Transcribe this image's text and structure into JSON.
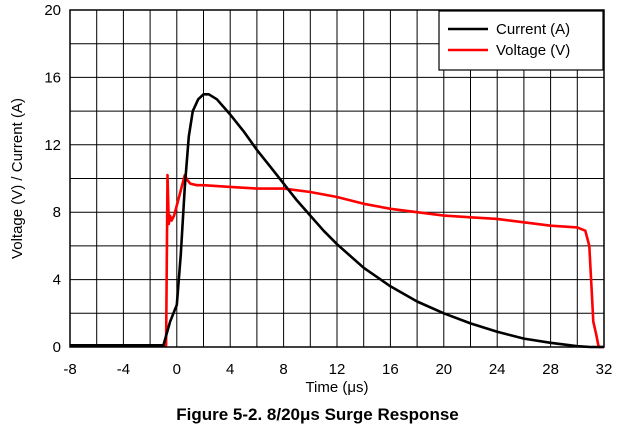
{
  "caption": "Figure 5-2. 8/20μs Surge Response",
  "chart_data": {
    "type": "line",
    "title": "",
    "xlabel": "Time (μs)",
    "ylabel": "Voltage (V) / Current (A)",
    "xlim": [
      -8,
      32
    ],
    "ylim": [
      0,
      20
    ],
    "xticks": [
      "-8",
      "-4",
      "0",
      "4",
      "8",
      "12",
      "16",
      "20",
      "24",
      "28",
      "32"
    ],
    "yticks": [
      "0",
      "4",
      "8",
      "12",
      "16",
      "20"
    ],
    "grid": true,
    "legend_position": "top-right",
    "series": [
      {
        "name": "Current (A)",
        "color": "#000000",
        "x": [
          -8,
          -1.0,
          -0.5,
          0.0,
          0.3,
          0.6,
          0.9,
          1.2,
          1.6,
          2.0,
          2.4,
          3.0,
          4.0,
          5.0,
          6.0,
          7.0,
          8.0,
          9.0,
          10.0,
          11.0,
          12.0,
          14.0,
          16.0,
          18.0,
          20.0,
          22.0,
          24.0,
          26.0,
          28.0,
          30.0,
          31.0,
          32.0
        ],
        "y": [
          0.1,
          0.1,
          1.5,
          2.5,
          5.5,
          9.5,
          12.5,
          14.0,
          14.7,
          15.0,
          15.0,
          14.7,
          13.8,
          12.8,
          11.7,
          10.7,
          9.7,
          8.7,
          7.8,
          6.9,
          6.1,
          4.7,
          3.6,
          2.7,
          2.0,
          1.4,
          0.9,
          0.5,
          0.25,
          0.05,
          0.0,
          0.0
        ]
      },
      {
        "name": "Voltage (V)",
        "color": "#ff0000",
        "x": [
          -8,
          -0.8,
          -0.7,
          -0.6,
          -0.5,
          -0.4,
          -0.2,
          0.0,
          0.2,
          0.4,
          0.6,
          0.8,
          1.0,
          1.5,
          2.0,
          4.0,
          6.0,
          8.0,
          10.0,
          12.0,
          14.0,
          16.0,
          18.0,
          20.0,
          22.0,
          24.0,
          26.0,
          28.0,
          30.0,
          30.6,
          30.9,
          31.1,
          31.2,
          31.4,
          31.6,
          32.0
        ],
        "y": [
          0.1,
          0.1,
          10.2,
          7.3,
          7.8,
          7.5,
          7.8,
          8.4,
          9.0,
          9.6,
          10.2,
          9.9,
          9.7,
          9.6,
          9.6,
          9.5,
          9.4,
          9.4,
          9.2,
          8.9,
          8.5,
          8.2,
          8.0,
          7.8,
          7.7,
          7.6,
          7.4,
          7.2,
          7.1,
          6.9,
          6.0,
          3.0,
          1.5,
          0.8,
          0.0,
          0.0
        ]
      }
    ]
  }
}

* * * * * * *

GOAL:
Omit the pictures. Transcribe every record exactly.

EXERCISE ANSWER:
Transcribe this image's text and structure into JSON.
{
  "caption": "Figure 5-2. 8/20μs Surge Response",
  "chart_data": {
    "type": "line",
    "title": "",
    "xlabel": "Time (μs)",
    "ylabel": "Voltage (V) / Current (A)",
    "xlim": [
      -8,
      32
    ],
    "ylim": [
      0,
      20
    ],
    "xticks": [
      "-8",
      "-4",
      "0",
      "4",
      "8",
      "12",
      "16",
      "20",
      "24",
      "28",
      "32"
    ],
    "yticks": [
      "0",
      "4",
      "8",
      "12",
      "16",
      "20"
    ],
    "grid": true,
    "legend_position": "top-right",
    "series": [
      {
        "name": "Current (A)",
        "color": "#000000",
        "x": [
          -8,
          -1.0,
          -0.5,
          0.0,
          0.3,
          0.6,
          0.9,
          1.2,
          1.6,
          2.0,
          2.4,
          3.0,
          4.0,
          5.0,
          6.0,
          7.0,
          8.0,
          9.0,
          10.0,
          11.0,
          12.0,
          14.0,
          16.0,
          18.0,
          20.0,
          22.0,
          24.0,
          26.0,
          28.0,
          30.0,
          31.0,
          32.0
        ],
        "y": [
          0.1,
          0.1,
          1.5,
          2.5,
          5.5,
          9.5,
          12.5,
          14.0,
          14.7,
          15.0,
          15.0,
          14.7,
          13.8,
          12.8,
          11.7,
          10.7,
          9.7,
          8.7,
          7.8,
          6.9,
          6.1,
          4.7,
          3.6,
          2.7,
          2.0,
          1.4,
          0.9,
          0.5,
          0.25,
          0.05,
          0.0,
          0.0
        ]
      },
      {
        "name": "Voltage (V)",
        "color": "#ff0000",
        "x": [
          -8,
          -0.8,
          -0.7,
          -0.6,
          -0.5,
          -0.4,
          -0.2,
          0.0,
          0.2,
          0.4,
          0.6,
          0.8,
          1.0,
          1.5,
          2.0,
          4.0,
          6.0,
          8.0,
          10.0,
          12.0,
          14.0,
          16.0,
          18.0,
          20.0,
          22.0,
          24.0,
          26.0,
          28.0,
          30.0,
          30.6,
          30.9,
          31.1,
          31.2,
          31.4,
          31.6,
          32.0
        ],
        "y": [
          0.1,
          0.1,
          10.2,
          7.3,
          7.8,
          7.5,
          7.8,
          8.4,
          9.0,
          9.6,
          10.2,
          9.9,
          9.7,
          9.6,
          9.6,
          9.5,
          9.4,
          9.4,
          9.2,
          8.9,
          8.5,
          8.2,
          8.0,
          7.8,
          7.7,
          7.6,
          7.4,
          7.2,
          7.1,
          6.9,
          6.0,
          3.0,
          1.5,
          0.8,
          0.0,
          0.0
        ]
      }
    ]
  }
}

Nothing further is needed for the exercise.